→ **Given task**
Select every line containing the word "Maple" from the material, and copy those lines.

→ **Data shown**
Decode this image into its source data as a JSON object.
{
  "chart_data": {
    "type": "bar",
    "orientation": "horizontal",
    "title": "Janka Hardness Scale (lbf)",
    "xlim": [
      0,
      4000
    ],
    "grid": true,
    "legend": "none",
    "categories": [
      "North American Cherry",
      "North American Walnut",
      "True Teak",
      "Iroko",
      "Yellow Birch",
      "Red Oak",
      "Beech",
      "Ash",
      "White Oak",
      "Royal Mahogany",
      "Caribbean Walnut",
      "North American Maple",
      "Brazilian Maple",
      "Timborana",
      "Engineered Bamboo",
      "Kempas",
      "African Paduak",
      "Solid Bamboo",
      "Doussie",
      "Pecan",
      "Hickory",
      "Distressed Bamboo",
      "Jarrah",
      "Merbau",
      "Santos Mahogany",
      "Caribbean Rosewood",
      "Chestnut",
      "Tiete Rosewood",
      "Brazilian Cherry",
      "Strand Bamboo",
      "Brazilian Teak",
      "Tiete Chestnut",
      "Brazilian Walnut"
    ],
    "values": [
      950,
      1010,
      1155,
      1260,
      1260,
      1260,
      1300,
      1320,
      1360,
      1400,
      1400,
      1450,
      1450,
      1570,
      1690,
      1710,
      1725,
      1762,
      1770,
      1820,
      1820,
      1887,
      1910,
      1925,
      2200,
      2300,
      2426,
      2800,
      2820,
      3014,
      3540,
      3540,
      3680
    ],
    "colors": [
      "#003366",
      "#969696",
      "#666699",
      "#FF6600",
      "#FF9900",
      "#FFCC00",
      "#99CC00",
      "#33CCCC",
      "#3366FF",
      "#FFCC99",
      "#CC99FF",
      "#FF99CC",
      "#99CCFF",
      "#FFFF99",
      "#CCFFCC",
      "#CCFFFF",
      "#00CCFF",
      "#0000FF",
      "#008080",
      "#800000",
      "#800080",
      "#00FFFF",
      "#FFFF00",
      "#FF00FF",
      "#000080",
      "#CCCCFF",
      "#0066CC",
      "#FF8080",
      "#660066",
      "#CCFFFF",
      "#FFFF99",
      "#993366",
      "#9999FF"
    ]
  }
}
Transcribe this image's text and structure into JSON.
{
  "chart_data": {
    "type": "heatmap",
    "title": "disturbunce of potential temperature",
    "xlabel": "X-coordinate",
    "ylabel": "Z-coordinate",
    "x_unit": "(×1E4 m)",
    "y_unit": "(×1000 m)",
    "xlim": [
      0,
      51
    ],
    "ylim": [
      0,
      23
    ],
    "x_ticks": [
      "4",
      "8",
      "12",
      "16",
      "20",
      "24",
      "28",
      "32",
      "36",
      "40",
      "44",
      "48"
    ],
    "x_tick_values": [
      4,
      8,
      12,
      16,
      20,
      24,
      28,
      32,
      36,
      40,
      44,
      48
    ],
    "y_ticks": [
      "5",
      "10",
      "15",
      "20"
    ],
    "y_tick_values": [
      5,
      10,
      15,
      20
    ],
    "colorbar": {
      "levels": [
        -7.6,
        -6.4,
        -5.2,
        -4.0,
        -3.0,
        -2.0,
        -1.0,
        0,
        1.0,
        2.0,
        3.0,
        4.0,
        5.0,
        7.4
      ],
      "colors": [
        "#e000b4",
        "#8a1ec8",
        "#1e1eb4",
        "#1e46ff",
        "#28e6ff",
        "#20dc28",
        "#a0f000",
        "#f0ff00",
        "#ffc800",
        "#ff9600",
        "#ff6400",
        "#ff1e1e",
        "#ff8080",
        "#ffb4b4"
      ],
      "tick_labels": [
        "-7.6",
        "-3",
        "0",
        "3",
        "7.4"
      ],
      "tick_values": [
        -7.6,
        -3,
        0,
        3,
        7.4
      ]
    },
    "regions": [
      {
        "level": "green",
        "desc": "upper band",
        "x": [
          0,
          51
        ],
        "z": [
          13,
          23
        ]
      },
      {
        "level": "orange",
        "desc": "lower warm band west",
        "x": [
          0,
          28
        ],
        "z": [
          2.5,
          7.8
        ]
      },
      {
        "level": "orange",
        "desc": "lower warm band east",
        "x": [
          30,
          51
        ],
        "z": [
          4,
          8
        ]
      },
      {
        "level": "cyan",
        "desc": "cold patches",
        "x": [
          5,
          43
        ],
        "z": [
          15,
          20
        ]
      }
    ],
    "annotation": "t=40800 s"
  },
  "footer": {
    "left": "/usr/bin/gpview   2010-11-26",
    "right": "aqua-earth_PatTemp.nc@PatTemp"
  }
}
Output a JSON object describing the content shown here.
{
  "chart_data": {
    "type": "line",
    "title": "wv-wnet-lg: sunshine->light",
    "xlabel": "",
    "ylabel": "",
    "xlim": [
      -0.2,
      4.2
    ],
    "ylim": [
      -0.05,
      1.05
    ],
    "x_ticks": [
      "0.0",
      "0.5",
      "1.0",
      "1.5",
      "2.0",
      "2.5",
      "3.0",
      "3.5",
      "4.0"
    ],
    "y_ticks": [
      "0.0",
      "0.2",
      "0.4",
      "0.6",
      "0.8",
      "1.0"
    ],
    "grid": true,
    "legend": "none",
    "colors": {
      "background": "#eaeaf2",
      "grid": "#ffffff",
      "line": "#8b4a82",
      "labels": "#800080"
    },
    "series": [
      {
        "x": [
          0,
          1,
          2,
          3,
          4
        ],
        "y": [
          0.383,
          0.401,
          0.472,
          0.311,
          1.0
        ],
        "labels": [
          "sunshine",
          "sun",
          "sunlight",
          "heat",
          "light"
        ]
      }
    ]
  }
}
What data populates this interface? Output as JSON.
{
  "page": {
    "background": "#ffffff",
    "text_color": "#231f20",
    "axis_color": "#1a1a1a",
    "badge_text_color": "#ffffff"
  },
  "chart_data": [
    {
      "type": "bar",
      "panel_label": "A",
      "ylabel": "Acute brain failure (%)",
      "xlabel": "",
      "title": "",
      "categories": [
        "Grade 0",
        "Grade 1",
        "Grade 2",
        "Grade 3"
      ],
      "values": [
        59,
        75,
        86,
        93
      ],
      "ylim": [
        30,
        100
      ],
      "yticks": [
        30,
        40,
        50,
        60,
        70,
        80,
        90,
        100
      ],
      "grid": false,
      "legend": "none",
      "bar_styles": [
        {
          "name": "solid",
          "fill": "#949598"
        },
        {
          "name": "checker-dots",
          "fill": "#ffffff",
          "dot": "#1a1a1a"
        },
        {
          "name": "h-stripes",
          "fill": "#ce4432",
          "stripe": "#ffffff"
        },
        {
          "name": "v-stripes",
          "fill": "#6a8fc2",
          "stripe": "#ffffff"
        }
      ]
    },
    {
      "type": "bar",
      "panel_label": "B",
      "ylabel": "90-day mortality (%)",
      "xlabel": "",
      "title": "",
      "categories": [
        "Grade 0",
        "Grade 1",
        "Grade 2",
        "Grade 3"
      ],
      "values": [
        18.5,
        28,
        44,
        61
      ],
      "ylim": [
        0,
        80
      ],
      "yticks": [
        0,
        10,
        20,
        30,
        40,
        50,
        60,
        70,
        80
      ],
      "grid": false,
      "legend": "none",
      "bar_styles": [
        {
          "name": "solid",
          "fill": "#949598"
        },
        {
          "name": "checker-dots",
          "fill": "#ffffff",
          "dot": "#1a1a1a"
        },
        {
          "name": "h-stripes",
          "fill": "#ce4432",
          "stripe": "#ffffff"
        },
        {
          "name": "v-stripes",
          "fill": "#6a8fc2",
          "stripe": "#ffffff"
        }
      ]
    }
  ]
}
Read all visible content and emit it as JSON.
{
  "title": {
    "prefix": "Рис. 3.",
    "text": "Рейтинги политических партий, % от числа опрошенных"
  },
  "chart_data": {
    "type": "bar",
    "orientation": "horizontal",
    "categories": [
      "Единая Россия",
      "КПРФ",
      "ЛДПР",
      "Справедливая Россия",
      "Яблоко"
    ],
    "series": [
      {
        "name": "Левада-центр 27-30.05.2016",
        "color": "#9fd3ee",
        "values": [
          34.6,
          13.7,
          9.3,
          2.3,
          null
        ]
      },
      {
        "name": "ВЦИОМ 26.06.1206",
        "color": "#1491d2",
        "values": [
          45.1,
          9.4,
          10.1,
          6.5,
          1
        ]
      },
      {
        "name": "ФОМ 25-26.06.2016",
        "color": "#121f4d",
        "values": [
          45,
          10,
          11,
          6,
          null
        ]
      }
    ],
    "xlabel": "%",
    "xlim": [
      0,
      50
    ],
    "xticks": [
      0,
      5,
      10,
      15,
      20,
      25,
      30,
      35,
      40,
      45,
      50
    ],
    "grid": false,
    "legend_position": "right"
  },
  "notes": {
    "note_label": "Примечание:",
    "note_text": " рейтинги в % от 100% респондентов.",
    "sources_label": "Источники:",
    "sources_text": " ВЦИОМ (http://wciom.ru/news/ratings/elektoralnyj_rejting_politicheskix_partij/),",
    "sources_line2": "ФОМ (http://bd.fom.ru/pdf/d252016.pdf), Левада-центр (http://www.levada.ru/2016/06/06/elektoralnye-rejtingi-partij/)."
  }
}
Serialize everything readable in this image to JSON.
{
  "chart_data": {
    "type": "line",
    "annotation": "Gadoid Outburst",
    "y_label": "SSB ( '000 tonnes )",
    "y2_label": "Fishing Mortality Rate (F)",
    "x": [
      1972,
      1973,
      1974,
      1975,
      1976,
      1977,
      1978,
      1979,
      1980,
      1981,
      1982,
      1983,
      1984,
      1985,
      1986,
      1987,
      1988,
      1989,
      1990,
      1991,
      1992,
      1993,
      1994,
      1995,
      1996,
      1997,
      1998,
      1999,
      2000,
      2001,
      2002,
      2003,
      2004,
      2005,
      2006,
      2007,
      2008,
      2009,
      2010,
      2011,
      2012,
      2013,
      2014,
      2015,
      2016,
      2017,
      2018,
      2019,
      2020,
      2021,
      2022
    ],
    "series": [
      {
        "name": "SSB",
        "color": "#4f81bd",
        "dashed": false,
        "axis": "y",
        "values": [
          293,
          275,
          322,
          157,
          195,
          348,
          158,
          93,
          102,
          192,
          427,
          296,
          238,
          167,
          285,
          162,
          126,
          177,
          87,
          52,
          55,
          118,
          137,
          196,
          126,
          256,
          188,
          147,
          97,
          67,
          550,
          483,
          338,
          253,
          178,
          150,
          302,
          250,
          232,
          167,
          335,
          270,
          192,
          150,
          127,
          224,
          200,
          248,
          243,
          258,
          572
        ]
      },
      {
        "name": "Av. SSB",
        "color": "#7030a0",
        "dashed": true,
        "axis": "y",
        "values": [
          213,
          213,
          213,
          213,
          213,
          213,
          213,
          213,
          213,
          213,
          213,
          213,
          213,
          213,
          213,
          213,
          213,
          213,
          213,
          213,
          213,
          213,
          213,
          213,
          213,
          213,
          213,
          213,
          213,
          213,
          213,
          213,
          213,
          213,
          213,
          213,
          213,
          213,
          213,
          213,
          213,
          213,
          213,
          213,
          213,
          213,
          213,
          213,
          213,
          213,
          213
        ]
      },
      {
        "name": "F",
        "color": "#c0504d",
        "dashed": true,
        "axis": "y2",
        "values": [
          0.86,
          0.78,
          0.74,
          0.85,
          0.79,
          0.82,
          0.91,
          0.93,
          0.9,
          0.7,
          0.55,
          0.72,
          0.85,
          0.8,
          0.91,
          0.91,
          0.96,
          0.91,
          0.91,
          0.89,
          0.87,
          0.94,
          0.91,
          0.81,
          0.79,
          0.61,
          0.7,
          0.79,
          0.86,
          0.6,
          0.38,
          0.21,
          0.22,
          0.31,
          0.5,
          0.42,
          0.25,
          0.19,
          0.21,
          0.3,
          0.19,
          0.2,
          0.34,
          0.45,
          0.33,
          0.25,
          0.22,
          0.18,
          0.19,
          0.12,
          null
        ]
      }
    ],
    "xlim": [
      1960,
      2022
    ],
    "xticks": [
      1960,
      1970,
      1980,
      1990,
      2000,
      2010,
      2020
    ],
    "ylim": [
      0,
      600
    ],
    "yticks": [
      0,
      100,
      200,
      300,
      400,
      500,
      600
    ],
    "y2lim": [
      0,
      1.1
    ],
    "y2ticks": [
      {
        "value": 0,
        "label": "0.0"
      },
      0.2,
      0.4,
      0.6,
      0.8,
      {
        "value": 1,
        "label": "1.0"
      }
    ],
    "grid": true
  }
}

→ **Full solution**
      "North American Maple",
      "Brazilian Maple",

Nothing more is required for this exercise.